◆ Exercise aim:
Copy all the data exactly, except the pictures.

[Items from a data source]

--- Start ---

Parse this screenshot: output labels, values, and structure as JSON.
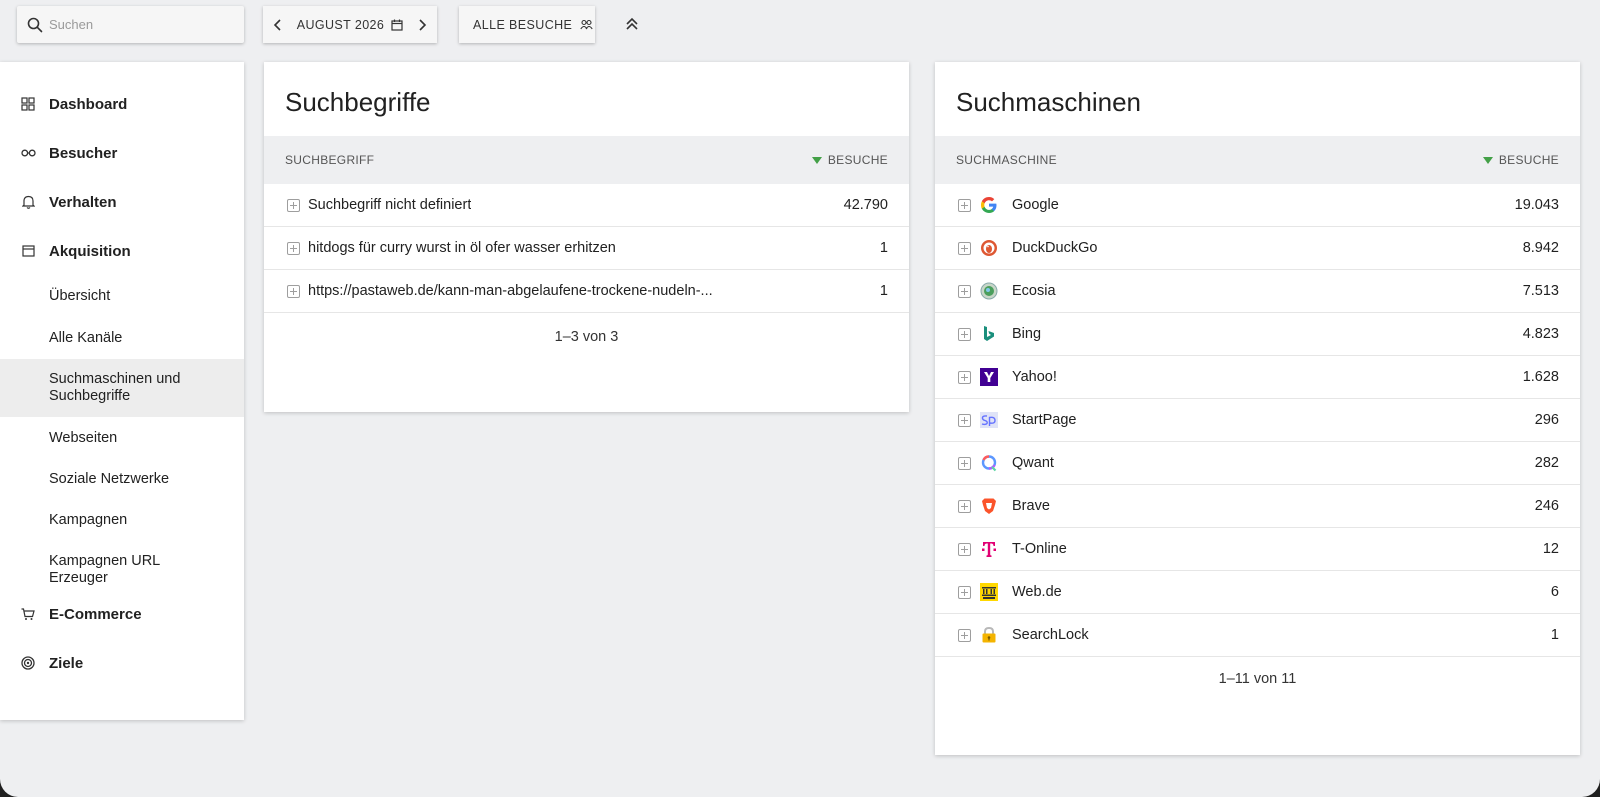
{
  "topbar": {
    "search_placeholder": "Suchen",
    "period_label": "AUGUST 2026",
    "segment_label": "ALLE BESUCHE"
  },
  "sidebar": {
    "categories": [
      {
        "label": "Dashboard",
        "icon": "dashboard-grid-icon"
      },
      {
        "label": "Besucher",
        "icon": "glasses-icon"
      },
      {
        "label": "Verhalten",
        "icon": "bell-icon"
      },
      {
        "label": "Akquisition",
        "icon": "window-icon"
      },
      {
        "label": "E-Commerce",
        "icon": "cart-icon"
      },
      {
        "label": "Ziele",
        "icon": "target-icon"
      }
    ],
    "acquisition_items": [
      {
        "label": "Übersicht"
      },
      {
        "label": "Alle Kanäle"
      },
      {
        "label": "Suchmaschinen und Suchbegriffe",
        "active": true
      },
      {
        "label": "Webseiten"
      },
      {
        "label": "Soziale Netzwerke"
      },
      {
        "label": "Kampagnen"
      },
      {
        "label": "Kampagnen URL Erzeuger"
      }
    ]
  },
  "keywords": {
    "title": "Suchbegriffe",
    "col_label": "SUCHBEGRIFF",
    "col_value": "BESUCHE",
    "rows": [
      {
        "label": "Suchbegriff nicht definiert",
        "value": "42.790"
      },
      {
        "label": "hitdogs für curry wurst in öl ofer wasser erhitzen",
        "value": "1"
      },
      {
        "label": "https://pastaweb.de/kann-man-abgelaufene-trockene-nudeln-...",
        "value": "1"
      }
    ],
    "pager": "1–3 von 3"
  },
  "engines": {
    "title": "Suchmaschinen",
    "col_label": "SUCHMASCHINE",
    "col_value": "BESUCHE",
    "rows": [
      {
        "label": "Google",
        "value": "19.043",
        "icon": "google-logo-icon"
      },
      {
        "label": "DuckDuckGo",
        "value": "8.942",
        "icon": "duckduckgo-logo-icon"
      },
      {
        "label": "Ecosia",
        "value": "7.513",
        "icon": "ecosia-logo-icon"
      },
      {
        "label": "Bing",
        "value": "4.823",
        "icon": "bing-logo-icon"
      },
      {
        "label": "Yahoo!",
        "value": "1.628",
        "icon": "yahoo-logo-icon"
      },
      {
        "label": "StartPage",
        "value": "296",
        "icon": "startpage-logo-icon"
      },
      {
        "label": "Qwant",
        "value": "282",
        "icon": "qwant-logo-icon"
      },
      {
        "label": "Brave",
        "value": "246",
        "icon": "brave-logo-icon"
      },
      {
        "label": "T-Online",
        "value": "12",
        "icon": "t-online-logo-icon"
      },
      {
        "label": "Web.de",
        "value": "6",
        "icon": "webde-logo-icon"
      },
      {
        "label": "SearchLock",
        "value": "1",
        "icon": "lock-logo-icon"
      }
    ],
    "pager": "1–11 von 11"
  },
  "colors": {
    "sort_arrow": "#43a047",
    "header_bg": "#eeeff1",
    "active_nav_bg": "#ededed"
  }
}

--- End ---

◆ Full output:
Parse this screenshot: output labels, values, and structure as JSON.
{
  "topbar": {
    "search_placeholder": "Suchen",
    "period_label": "AUGUST 2026",
    "segment_label": "ALLE BESUCHE"
  },
  "sidebar": {
    "categories": [
      {
        "label": "Dashboard",
        "icon": "dashboard-grid-icon"
      },
      {
        "label": "Besucher",
        "icon": "glasses-icon"
      },
      {
        "label": "Verhalten",
        "icon": "bell-icon"
      },
      {
        "label": "Akquisition",
        "icon": "window-icon"
      },
      {
        "label": "E-Commerce",
        "icon": "cart-icon"
      },
      {
        "label": "Ziele",
        "icon": "target-icon"
      }
    ],
    "acquisition_items": [
      {
        "label": "Übersicht"
      },
      {
        "label": "Alle Kanäle"
      },
      {
        "label": "Suchmaschinen und Suchbegriffe",
        "active": true
      },
      {
        "label": "Webseiten"
      },
      {
        "label": "Soziale Netzwerke"
      },
      {
        "label": "Kampagnen"
      },
      {
        "label": "Kampagnen URL Erzeuger"
      }
    ]
  },
  "keywords": {
    "title": "Suchbegriffe",
    "col_label": "SUCHBEGRIFF",
    "col_value": "BESUCHE",
    "rows": [
      {
        "label": "Suchbegriff nicht definiert",
        "value": "42.790"
      },
      {
        "label": "hitdogs für curry wurst in öl ofer wasser erhitzen",
        "value": "1"
      },
      {
        "label": "https://pastaweb.de/kann-man-abgelaufene-trockene-nudeln-...",
        "value": "1"
      }
    ],
    "pager": "1–3 von 3"
  },
  "engines": {
    "title": "Suchmaschinen",
    "col_label": "SUCHMASCHINE",
    "col_value": "BESUCHE",
    "rows": [
      {
        "label": "Google",
        "value": "19.043",
        "icon": "google-logo-icon"
      },
      {
        "label": "DuckDuckGo",
        "value": "8.942",
        "icon": "duckduckgo-logo-icon"
      },
      {
        "label": "Ecosia",
        "value": "7.513",
        "icon": "ecosia-logo-icon"
      },
      {
        "label": "Bing",
        "value": "4.823",
        "icon": "bing-logo-icon"
      },
      {
        "label": "Yahoo!",
        "value": "1.628",
        "icon": "yahoo-logo-icon"
      },
      {
        "label": "StartPage",
        "value": "296",
        "icon": "startpage-logo-icon"
      },
      {
        "label": "Qwant",
        "value": "282",
        "icon": "qwant-logo-icon"
      },
      {
        "label": "Brave",
        "value": "246",
        "icon": "brave-logo-icon"
      },
      {
        "label": "T-Online",
        "value": "12",
        "icon": "t-online-logo-icon"
      },
      {
        "label": "Web.de",
        "value": "6",
        "icon": "webde-logo-icon"
      },
      {
        "label": "SearchLock",
        "value": "1",
        "icon": "lock-logo-icon"
      }
    ],
    "pager": "1–11 von 11"
  },
  "colors": {
    "sort_arrow": "#43a047",
    "header_bg": "#eeeff1",
    "active_nav_bg": "#ededed"
  }
}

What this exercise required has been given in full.